MATERIAL FOR THE TASK:
+++++
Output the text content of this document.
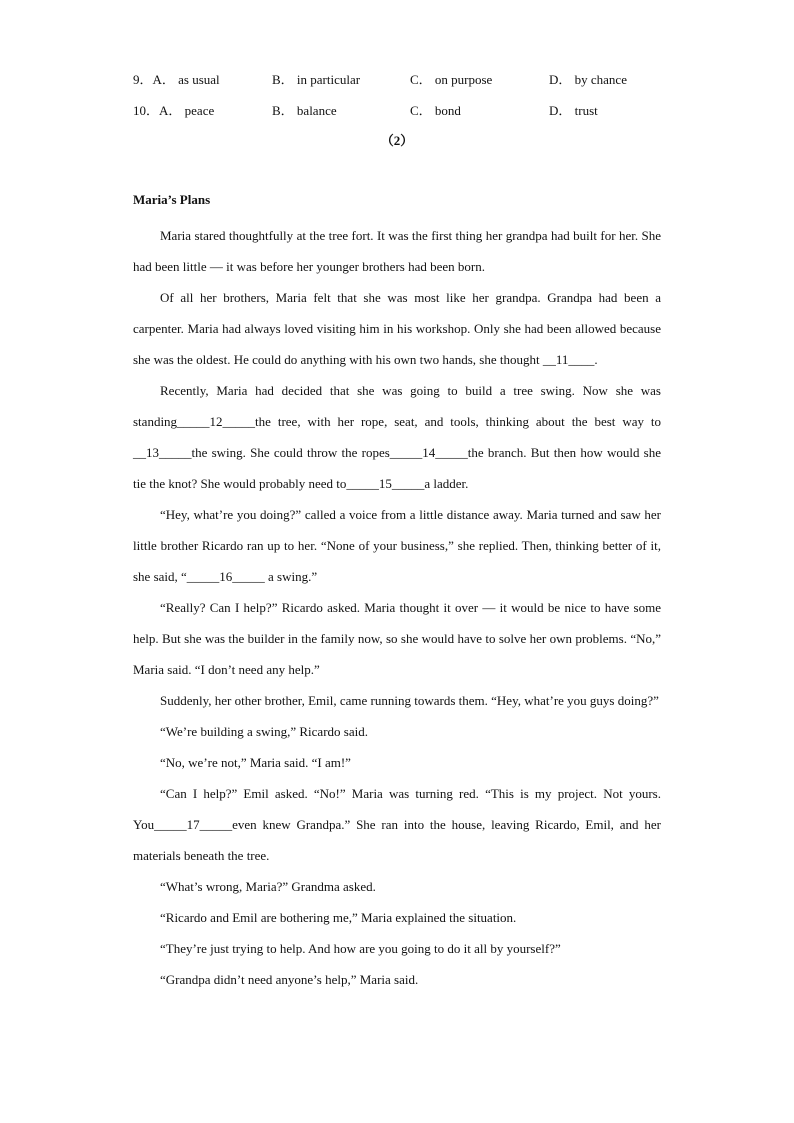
9．A． as usual	B． in particular	C． on purpose	D． by chance
10．A． peace	B． balance	C． bond	D． trust
（2）
Maria’s Plans

Maria stared thoughtfully at the tree fort. It was the first thing her grandpa had built for her. She had been little — it was before her younger brothers had been born.

Of all her brothers, Maria felt that she was most like her grandpa. Grandpa had been a carpenter. Maria had always loved visiting him in his workshop. Only she had been allowed because she was the oldest. He could do anything with his own two hands, she thought __11____.

Recently, Maria had decided that she was going to build a tree swing. Now she was standing_____12_____the tree, with her rope, seat, and tools, thinking about the best way to __13_____the swing. She could throw the ropes_____14_____the branch. But then how would she tie the knot? She would probably need to_____15_____a ladder.

“Hey, what’re you doing?” called a voice from a little distance away. Maria turned and saw her little brother Ricardo ran up to her. “None of your business,” she replied. Then, thinking better of it, she said, “_____16_____ a swing.”

“Really? Can I help?” Ricardo asked. Maria thought it over — it would be nice to have some help. But she was the builder in the family now, so she would have to solve her own problems. “No,” Maria said. “I don’t need any help.”

Suddenly, her other brother, Emil, came running towards them. “Hey, what’re you guys doing?”

“We’re building a swing,” Ricardo said.

“No, we’re not,” Maria said. “I am!”

“Can I help?” Emil asked. “No!” Maria was turning red. “This is my project. Not yours. You_____17_____even knew Grandpa.” She ran into the house, leaving Ricardo, Emil, and her materials beneath the tree.

“What’s wrong, Maria?” Grandma asked.

“Ricardo and Emil are bothering me,” Maria explained the situation.

“They’re just trying to help. And how are you going to do it all by yourself?”

“Grandpa didn’t need anyone’s help,” Maria said.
+++++
THE REQUEST:
Repeat each line of the records above exactly, but do not copy the pictures.

EXERCISE RESPONSE:
Output the text content of this document.
9．A． as usual	B． in particular	C． on purpose	D． by chance
10．A． peace	B． balance	C． bond	D． trust
（2）
Maria’s Plans

Maria stared thoughtfully at the tree fort. It was the first thing her grandpa had built for her. She had been little — it was before her younger brothers had been born.

Of all her brothers, Maria felt that she was most like her grandpa. Grandpa had been a carpenter. Maria had always loved visiting him in his workshop. Only she had been allowed because she was the oldest. He could do anything with his own two hands, she thought __11____.

Recently, Maria had decided that she was going to build a tree swing. Now she was standing_____12_____the tree, with her rope, seat, and tools, thinking about the best way to __13_____the swing. She could throw the ropes_____14_____the branch. But then how would she tie the knot? She would probably need to_____15_____a ladder.

“Hey, what’re you doing?” called a voice from a little distance away. Maria turned and saw her little brother Ricardo ran up to her. “None of your business,” she replied. Then, thinking better of it, she said, “_____16_____ a swing.”

“Really? Can I help?” Ricardo asked. Maria thought it over — it would be nice to have some help. But she was the builder in the family now, so she would have to solve her own problems. “No,” Maria said. “I don’t need any help.”

Suddenly, her other brother, Emil, came running towards them. “Hey, what’re you guys doing?”

“We’re building a swing,” Ricardo said.

“No, we’re not,” Maria said. “I am!”

“Can I help?” Emil asked. “No!” Maria was turning red. “This is my project. Not yours. You_____17_____even knew Grandpa.” She ran into the house, leaving Ricardo, Emil, and her materials beneath the tree.

“What’s wrong, Maria?” Grandma asked.

“Ricardo and Emil are bothering me,” Maria explained the situation.

“They’re just trying to help. And how are you going to do it all by yourself?”

“Grandpa didn’t need anyone’s help,” Maria said.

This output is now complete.